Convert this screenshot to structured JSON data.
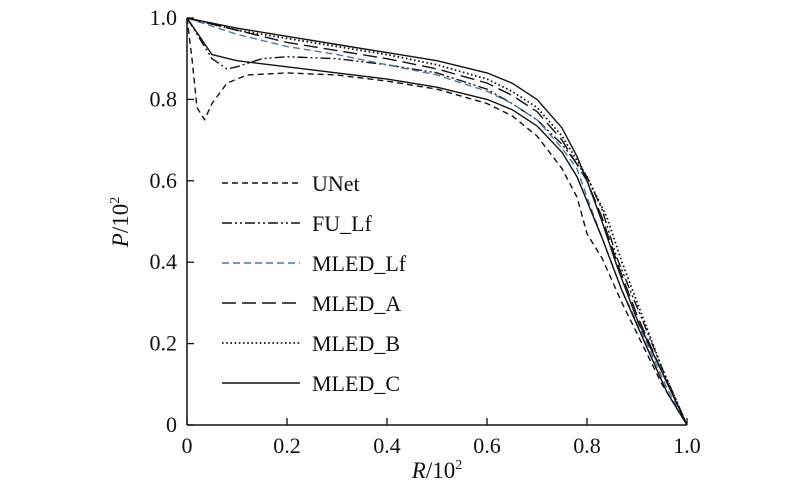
{
  "chart_data": {
    "type": "line",
    "xlabel": {
      "var": "R",
      "unit": "/10",
      "sup": "2"
    },
    "ylabel": {
      "var": "P",
      "unit": "/10",
      "sup": "2"
    },
    "xlim": [
      0,
      1.0
    ],
    "ylim": [
      0,
      1.0
    ],
    "xticks": [
      0,
      0.2,
      0.4,
      0.6,
      0.8,
      1.0
    ],
    "xtick_labels": [
      "0",
      "0.2",
      "0.4",
      "0.6",
      "0.8",
      "1.0"
    ],
    "yticks": [
      0,
      0.2,
      0.4,
      0.6,
      0.8,
      1.0
    ],
    "ytick_labels": [
      "0",
      "0.2",
      "0.4",
      "0.6",
      "0.8",
      "1.0"
    ],
    "grid": false,
    "legend_position": "left",
    "series": [
      {
        "name": "UNet",
        "style": "short-dash",
        "color": "#111111",
        "points": [
          [
            0,
            1.0
          ],
          [
            0.01,
            0.9
          ],
          [
            0.02,
            0.78
          ],
          [
            0.035,
            0.75
          ],
          [
            0.05,
            0.79
          ],
          [
            0.08,
            0.84
          ],
          [
            0.12,
            0.86
          ],
          [
            0.2,
            0.865
          ],
          [
            0.3,
            0.86
          ],
          [
            0.4,
            0.845
          ],
          [
            0.5,
            0.825
          ],
          [
            0.6,
            0.79
          ],
          [
            0.65,
            0.76
          ],
          [
            0.7,
            0.71
          ],
          [
            0.75,
            0.63
          ],
          [
            0.78,
            0.56
          ],
          [
            0.8,
            0.47
          ],
          [
            0.83,
            0.41
          ],
          [
            0.87,
            0.3
          ],
          [
            0.91,
            0.2
          ],
          [
            0.95,
            0.1
          ],
          [
            1.0,
            0.0
          ]
        ]
      },
      {
        "name": "FU_Lf",
        "style": "dash-dot-dot",
        "color": "#111111",
        "points": [
          [
            0,
            1.0
          ],
          [
            0.02,
            0.96
          ],
          [
            0.05,
            0.9
          ],
          [
            0.08,
            0.875
          ],
          [
            0.1,
            0.88
          ],
          [
            0.15,
            0.9
          ],
          [
            0.2,
            0.905
          ],
          [
            0.3,
            0.9
          ],
          [
            0.4,
            0.885
          ],
          [
            0.5,
            0.865
          ],
          [
            0.6,
            0.825
          ],
          [
            0.65,
            0.79
          ],
          [
            0.7,
            0.75
          ],
          [
            0.75,
            0.69
          ],
          [
            0.8,
            0.61
          ],
          [
            0.83,
            0.53
          ],
          [
            0.86,
            0.41
          ],
          [
            0.9,
            0.29
          ],
          [
            0.95,
            0.14
          ],
          [
            1.0,
            0.0
          ]
        ]
      },
      {
        "name": "MLED_Lf",
        "style": "medium-dash",
        "color": "#4a76a8",
        "points": [
          [
            0,
            1.0
          ],
          [
            0.1,
            0.96
          ],
          [
            0.2,
            0.93
          ],
          [
            0.3,
            0.91
          ],
          [
            0.4,
            0.885
          ],
          [
            0.5,
            0.86
          ],
          [
            0.6,
            0.82
          ],
          [
            0.65,
            0.79
          ],
          [
            0.7,
            0.75
          ],
          [
            0.75,
            0.68
          ],
          [
            0.78,
            0.63
          ],
          [
            0.8,
            0.56
          ],
          [
            0.83,
            0.46
          ],
          [
            0.87,
            0.33
          ],
          [
            0.92,
            0.2
          ],
          [
            0.96,
            0.09
          ],
          [
            1.0,
            0.0
          ]
        ]
      },
      {
        "name": "MLED_A",
        "style": "long-dash",
        "color": "#111111",
        "points": [
          [
            0,
            1.0
          ],
          [
            0.1,
            0.97
          ],
          [
            0.2,
            0.94
          ],
          [
            0.3,
            0.92
          ],
          [
            0.4,
            0.9
          ],
          [
            0.5,
            0.875
          ],
          [
            0.6,
            0.84
          ],
          [
            0.65,
            0.81
          ],
          [
            0.7,
            0.77
          ],
          [
            0.75,
            0.7
          ],
          [
            0.8,
            0.6
          ],
          [
            0.83,
            0.51
          ],
          [
            0.86,
            0.4
          ],
          [
            0.9,
            0.27
          ],
          [
            0.95,
            0.13
          ],
          [
            1.0,
            0.0
          ]
        ]
      },
      {
        "name": "MLED_B",
        "style": "dotted",
        "color": "#111111",
        "points": [
          [
            0,
            1.0
          ],
          [
            0.1,
            0.97
          ],
          [
            0.2,
            0.95
          ],
          [
            0.3,
            0.93
          ],
          [
            0.4,
            0.91
          ],
          [
            0.5,
            0.885
          ],
          [
            0.6,
            0.85
          ],
          [
            0.65,
            0.82
          ],
          [
            0.7,
            0.78
          ],
          [
            0.75,
            0.71
          ],
          [
            0.8,
            0.61
          ],
          [
            0.84,
            0.51
          ],
          [
            0.87,
            0.4
          ],
          [
            0.91,
            0.27
          ],
          [
            0.95,
            0.14
          ],
          [
            1.0,
            0.0
          ]
        ]
      },
      {
        "name": "MLED_C",
        "style": "solid",
        "color": "#111111",
        "points": [
          [
            0,
            1.0
          ],
          [
            0.1,
            0.975
          ],
          [
            0.2,
            0.955
          ],
          [
            0.3,
            0.935
          ],
          [
            0.4,
            0.915
          ],
          [
            0.5,
            0.895
          ],
          [
            0.6,
            0.865
          ],
          [
            0.65,
            0.84
          ],
          [
            0.7,
            0.8
          ],
          [
            0.75,
            0.73
          ],
          [
            0.78,
            0.66
          ],
          [
            0.8,
            0.6
          ],
          [
            0.83,
            0.5
          ],
          [
            0.86,
            0.39
          ],
          [
            0.9,
            0.26
          ],
          [
            0.95,
            0.13
          ],
          [
            1.0,
            0.0
          ]
        ]
      },
      {
        "name": "",
        "style": "solid",
        "color": "#111111",
        "points": [
          [
            0,
            1.0
          ],
          [
            0.05,
            0.91
          ],
          [
            0.1,
            0.895
          ],
          [
            0.2,
            0.88
          ],
          [
            0.3,
            0.865
          ],
          [
            0.4,
            0.85
          ],
          [
            0.5,
            0.83
          ],
          [
            0.6,
            0.8
          ],
          [
            0.65,
            0.775
          ],
          [
            0.7,
            0.735
          ],
          [
            0.75,
            0.67
          ],
          [
            0.78,
            0.61
          ],
          [
            0.8,
            0.55
          ],
          [
            0.83,
            0.46
          ],
          [
            0.87,
            0.33
          ],
          [
            0.92,
            0.19
          ],
          [
            0.96,
            0.08
          ],
          [
            1.0,
            0.0
          ]
        ]
      }
    ]
  }
}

● SHORT EXERCISE: Set down every entry word for word, but omit the pictures.

● REPLY:
Convert this screenshot to structured JSON data.
{
  "chart_data": {
    "type": "line",
    "xlabel": {
      "var": "R",
      "unit": "/10",
      "sup": "2"
    },
    "ylabel": {
      "var": "P",
      "unit": "/10",
      "sup": "2"
    },
    "xlim": [
      0,
      1.0
    ],
    "ylim": [
      0,
      1.0
    ],
    "xticks": [
      0,
      0.2,
      0.4,
      0.6,
      0.8,
      1.0
    ],
    "xtick_labels": [
      "0",
      "0.2",
      "0.4",
      "0.6",
      "0.8",
      "1.0"
    ],
    "yticks": [
      0,
      0.2,
      0.4,
      0.6,
      0.8,
      1.0
    ],
    "ytick_labels": [
      "0",
      "0.2",
      "0.4",
      "0.6",
      "0.8",
      "1.0"
    ],
    "grid": false,
    "legend_position": "left",
    "series": [
      {
        "name": "UNet",
        "style": "short-dash",
        "color": "#111111",
        "points": [
          [
            0,
            1.0
          ],
          [
            0.01,
            0.9
          ],
          [
            0.02,
            0.78
          ],
          [
            0.035,
            0.75
          ],
          [
            0.05,
            0.79
          ],
          [
            0.08,
            0.84
          ],
          [
            0.12,
            0.86
          ],
          [
            0.2,
            0.865
          ],
          [
            0.3,
            0.86
          ],
          [
            0.4,
            0.845
          ],
          [
            0.5,
            0.825
          ],
          [
            0.6,
            0.79
          ],
          [
            0.65,
            0.76
          ],
          [
            0.7,
            0.71
          ],
          [
            0.75,
            0.63
          ],
          [
            0.78,
            0.56
          ],
          [
            0.8,
            0.47
          ],
          [
            0.83,
            0.41
          ],
          [
            0.87,
            0.3
          ],
          [
            0.91,
            0.2
          ],
          [
            0.95,
            0.1
          ],
          [
            1.0,
            0.0
          ]
        ]
      },
      {
        "name": "FU_Lf",
        "style": "dash-dot-dot",
        "color": "#111111",
        "points": [
          [
            0,
            1.0
          ],
          [
            0.02,
            0.96
          ],
          [
            0.05,
            0.9
          ],
          [
            0.08,
            0.875
          ],
          [
            0.1,
            0.88
          ],
          [
            0.15,
            0.9
          ],
          [
            0.2,
            0.905
          ],
          [
            0.3,
            0.9
          ],
          [
            0.4,
            0.885
          ],
          [
            0.5,
            0.865
          ],
          [
            0.6,
            0.825
          ],
          [
            0.65,
            0.79
          ],
          [
            0.7,
            0.75
          ],
          [
            0.75,
            0.69
          ],
          [
            0.8,
            0.61
          ],
          [
            0.83,
            0.53
          ],
          [
            0.86,
            0.41
          ],
          [
            0.9,
            0.29
          ],
          [
            0.95,
            0.14
          ],
          [
            1.0,
            0.0
          ]
        ]
      },
      {
        "name": "MLED_Lf",
        "style": "medium-dash",
        "color": "#4a76a8",
        "points": [
          [
            0,
            1.0
          ],
          [
            0.1,
            0.96
          ],
          [
            0.2,
            0.93
          ],
          [
            0.3,
            0.91
          ],
          [
            0.4,
            0.885
          ],
          [
            0.5,
            0.86
          ],
          [
            0.6,
            0.82
          ],
          [
            0.65,
            0.79
          ],
          [
            0.7,
            0.75
          ],
          [
            0.75,
            0.68
          ],
          [
            0.78,
            0.63
          ],
          [
            0.8,
            0.56
          ],
          [
            0.83,
            0.46
          ],
          [
            0.87,
            0.33
          ],
          [
            0.92,
            0.2
          ],
          [
            0.96,
            0.09
          ],
          [
            1.0,
            0.0
          ]
        ]
      },
      {
        "name": "MLED_A",
        "style": "long-dash",
        "color": "#111111",
        "points": [
          [
            0,
            1.0
          ],
          [
            0.1,
            0.97
          ],
          [
            0.2,
            0.94
          ],
          [
            0.3,
            0.92
          ],
          [
            0.4,
            0.9
          ],
          [
            0.5,
            0.875
          ],
          [
            0.6,
            0.84
          ],
          [
            0.65,
            0.81
          ],
          [
            0.7,
            0.77
          ],
          [
            0.75,
            0.7
          ],
          [
            0.8,
            0.6
          ],
          [
            0.83,
            0.51
          ],
          [
            0.86,
            0.4
          ],
          [
            0.9,
            0.27
          ],
          [
            0.95,
            0.13
          ],
          [
            1.0,
            0.0
          ]
        ]
      },
      {
        "name": "MLED_B",
        "style": "dotted",
        "color": "#111111",
        "points": [
          [
            0,
            1.0
          ],
          [
            0.1,
            0.97
          ],
          [
            0.2,
            0.95
          ],
          [
            0.3,
            0.93
          ],
          [
            0.4,
            0.91
          ],
          [
            0.5,
            0.885
          ],
          [
            0.6,
            0.85
          ],
          [
            0.65,
            0.82
          ],
          [
            0.7,
            0.78
          ],
          [
            0.75,
            0.71
          ],
          [
            0.8,
            0.61
          ],
          [
            0.84,
            0.51
          ],
          [
            0.87,
            0.4
          ],
          [
            0.91,
            0.27
          ],
          [
            0.95,
            0.14
          ],
          [
            1.0,
            0.0
          ]
        ]
      },
      {
        "name": "MLED_C",
        "style": "solid",
        "color": "#111111",
        "points": [
          [
            0,
            1.0
          ],
          [
            0.1,
            0.975
          ],
          [
            0.2,
            0.955
          ],
          [
            0.3,
            0.935
          ],
          [
            0.4,
            0.915
          ],
          [
            0.5,
            0.895
          ],
          [
            0.6,
            0.865
          ],
          [
            0.65,
            0.84
          ],
          [
            0.7,
            0.8
          ],
          [
            0.75,
            0.73
          ],
          [
            0.78,
            0.66
          ],
          [
            0.8,
            0.6
          ],
          [
            0.83,
            0.5
          ],
          [
            0.86,
            0.39
          ],
          [
            0.9,
            0.26
          ],
          [
            0.95,
            0.13
          ],
          [
            1.0,
            0.0
          ]
        ]
      },
      {
        "name": "",
        "style": "solid",
        "color": "#111111",
        "points": [
          [
            0,
            1.0
          ],
          [
            0.05,
            0.91
          ],
          [
            0.1,
            0.895
          ],
          [
            0.2,
            0.88
          ],
          [
            0.3,
            0.865
          ],
          [
            0.4,
            0.85
          ],
          [
            0.5,
            0.83
          ],
          [
            0.6,
            0.8
          ],
          [
            0.65,
            0.775
          ],
          [
            0.7,
            0.735
          ],
          [
            0.75,
            0.67
          ],
          [
            0.78,
            0.61
          ],
          [
            0.8,
            0.55
          ],
          [
            0.83,
            0.46
          ],
          [
            0.87,
            0.33
          ],
          [
            0.92,
            0.19
          ],
          [
            0.96,
            0.08
          ],
          [
            1.0,
            0.0
          ]
        ]
      }
    ]
  }
}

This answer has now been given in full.